» **Task**
Reproduce the data in its entirety, exactly as supplied.

++++ Dataset records ++++

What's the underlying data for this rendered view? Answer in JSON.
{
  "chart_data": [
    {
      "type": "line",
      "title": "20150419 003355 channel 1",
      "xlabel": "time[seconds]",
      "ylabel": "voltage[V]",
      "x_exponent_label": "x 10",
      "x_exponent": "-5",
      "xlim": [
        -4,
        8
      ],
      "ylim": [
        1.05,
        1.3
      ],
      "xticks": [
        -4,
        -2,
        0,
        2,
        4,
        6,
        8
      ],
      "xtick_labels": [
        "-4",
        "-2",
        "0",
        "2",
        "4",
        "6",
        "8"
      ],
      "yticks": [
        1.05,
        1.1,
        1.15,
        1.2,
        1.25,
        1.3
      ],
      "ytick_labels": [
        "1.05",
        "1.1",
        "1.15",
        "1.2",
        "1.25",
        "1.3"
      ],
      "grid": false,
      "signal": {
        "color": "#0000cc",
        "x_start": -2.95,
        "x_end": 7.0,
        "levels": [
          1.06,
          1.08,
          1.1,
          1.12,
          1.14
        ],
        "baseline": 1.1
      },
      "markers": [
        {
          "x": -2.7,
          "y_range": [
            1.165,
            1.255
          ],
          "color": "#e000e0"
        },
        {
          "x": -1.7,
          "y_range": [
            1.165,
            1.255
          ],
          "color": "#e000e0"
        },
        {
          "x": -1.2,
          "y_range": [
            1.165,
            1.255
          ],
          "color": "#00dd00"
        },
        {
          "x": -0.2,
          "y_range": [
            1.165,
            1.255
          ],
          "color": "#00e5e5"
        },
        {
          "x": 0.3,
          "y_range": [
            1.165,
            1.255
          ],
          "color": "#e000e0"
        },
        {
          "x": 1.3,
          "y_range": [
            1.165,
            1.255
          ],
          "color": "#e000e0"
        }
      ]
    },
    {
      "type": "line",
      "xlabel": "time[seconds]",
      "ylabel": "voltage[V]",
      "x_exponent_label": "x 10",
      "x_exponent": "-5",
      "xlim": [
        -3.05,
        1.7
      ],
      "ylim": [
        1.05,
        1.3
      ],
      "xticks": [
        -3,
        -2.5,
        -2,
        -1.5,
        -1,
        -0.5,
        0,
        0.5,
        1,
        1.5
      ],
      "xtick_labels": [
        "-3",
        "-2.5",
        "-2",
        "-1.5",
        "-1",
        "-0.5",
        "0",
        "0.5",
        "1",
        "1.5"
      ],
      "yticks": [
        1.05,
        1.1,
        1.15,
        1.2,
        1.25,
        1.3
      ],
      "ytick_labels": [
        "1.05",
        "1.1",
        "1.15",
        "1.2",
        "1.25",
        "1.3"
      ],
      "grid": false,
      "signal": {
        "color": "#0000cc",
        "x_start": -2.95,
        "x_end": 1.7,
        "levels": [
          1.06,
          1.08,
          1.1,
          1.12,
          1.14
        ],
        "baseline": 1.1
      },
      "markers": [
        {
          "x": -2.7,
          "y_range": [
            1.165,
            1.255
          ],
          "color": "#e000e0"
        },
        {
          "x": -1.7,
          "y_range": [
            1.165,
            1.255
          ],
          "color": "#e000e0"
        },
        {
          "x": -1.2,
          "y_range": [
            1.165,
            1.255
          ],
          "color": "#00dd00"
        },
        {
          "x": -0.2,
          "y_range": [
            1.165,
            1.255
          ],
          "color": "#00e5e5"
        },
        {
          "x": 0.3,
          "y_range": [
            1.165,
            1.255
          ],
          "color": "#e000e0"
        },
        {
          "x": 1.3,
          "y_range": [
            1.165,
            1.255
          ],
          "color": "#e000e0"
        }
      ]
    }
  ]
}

++++

» **Output of the exercise**
What's the underlying data for this rendered view? Answer in JSON.
{
  "chart_data": [
    {
      "type": "line",
      "title": "20150419 003355 channel 1",
      "xlabel": "time[seconds]",
      "ylabel": "voltage[V]",
      "x_exponent_label": "x 10",
      "x_exponent": "-5",
      "xlim": [
        -4,
        8
      ],
      "ylim": [
        1.05,
        1.3
      ],
      "xticks": [
        -4,
        -2,
        0,
        2,
        4,
        6,
        8
      ],
      "xtick_labels": [
        "-4",
        "-2",
        "0",
        "2",
        "4",
        "6",
        "8"
      ],
      "yticks": [
        1.05,
        1.1,
        1.15,
        1.2,
        1.25,
        1.3
      ],
      "ytick_labels": [
        "1.05",
        "1.1",
        "1.15",
        "1.2",
        "1.25",
        "1.3"
      ],
      "grid": false,
      "signal": {
        "color": "#0000cc",
        "x_start": -2.95,
        "x_end": 7.0,
        "levels": [
          1.06,
          1.08,
          1.1,
          1.12,
          1.14
        ],
        "baseline": 1.1
      },
      "markers": [
        {
          "x": -2.7,
          "y_range": [
            1.165,
            1.255
          ],
          "color": "#e000e0"
        },
        {
          "x": -1.7,
          "y_range": [
            1.165,
            1.255
          ],
          "color": "#e000e0"
        },
        {
          "x": -1.2,
          "y_range": [
            1.165,
            1.255
          ],
          "color": "#00dd00"
        },
        {
          "x": -0.2,
          "y_range": [
            1.165,
            1.255
          ],
          "color": "#00e5e5"
        },
        {
          "x": 0.3,
          "y_range": [
            1.165,
            1.255
          ],
          "color": "#e000e0"
        },
        {
          "x": 1.3,
          "y_range": [
            1.165,
            1.255
          ],
          "color": "#e000e0"
        }
      ]
    },
    {
      "type": "line",
      "xlabel": "time[seconds]",
      "ylabel": "voltage[V]",
      "x_exponent_label": "x 10",
      "x_exponent": "-5",
      "xlim": [
        -3.05,
        1.7
      ],
      "ylim": [
        1.05,
        1.3
      ],
      "xticks": [
        -3,
        -2.5,
        -2,
        -1.5,
        -1,
        -0.5,
        0,
        0.5,
        1,
        1.5
      ],
      "xtick_labels": [
        "-3",
        "-2.5",
        "-2",
        "-1.5",
        "-1",
        "-0.5",
        "0",
        "0.5",
        "1",
        "1.5"
      ],
      "yticks": [
        1.05,
        1.1,
        1.15,
        1.2,
        1.25,
        1.3
      ],
      "ytick_labels": [
        "1.05",
        "1.1",
        "1.15",
        "1.2",
        "1.25",
        "1.3"
      ],
      "grid": false,
      "signal": {
        "color": "#0000cc",
        "x_start": -2.95,
        "x_end": 1.7,
        "levels": [
          1.06,
          1.08,
          1.1,
          1.12,
          1.14
        ],
        "baseline": 1.1
      },
      "markers": [
        {
          "x": -2.7,
          "y_range": [
            1.165,
            1.255
          ],
          "color": "#e000e0"
        },
        {
          "x": -1.7,
          "y_range": [
            1.165,
            1.255
          ],
          "color": "#e000e0"
        },
        {
          "x": -1.2,
          "y_range": [
            1.165,
            1.255
          ],
          "color": "#00dd00"
        },
        {
          "x": -0.2,
          "y_range": [
            1.165,
            1.255
          ],
          "color": "#00e5e5"
        },
        {
          "x": 0.3,
          "y_range": [
            1.165,
            1.255
          ],
          "color": "#e000e0"
        },
        {
          "x": 1.3,
          "y_range": [
            1.165,
            1.255
          ],
          "color": "#e000e0"
        }
      ]
    }
  ]
}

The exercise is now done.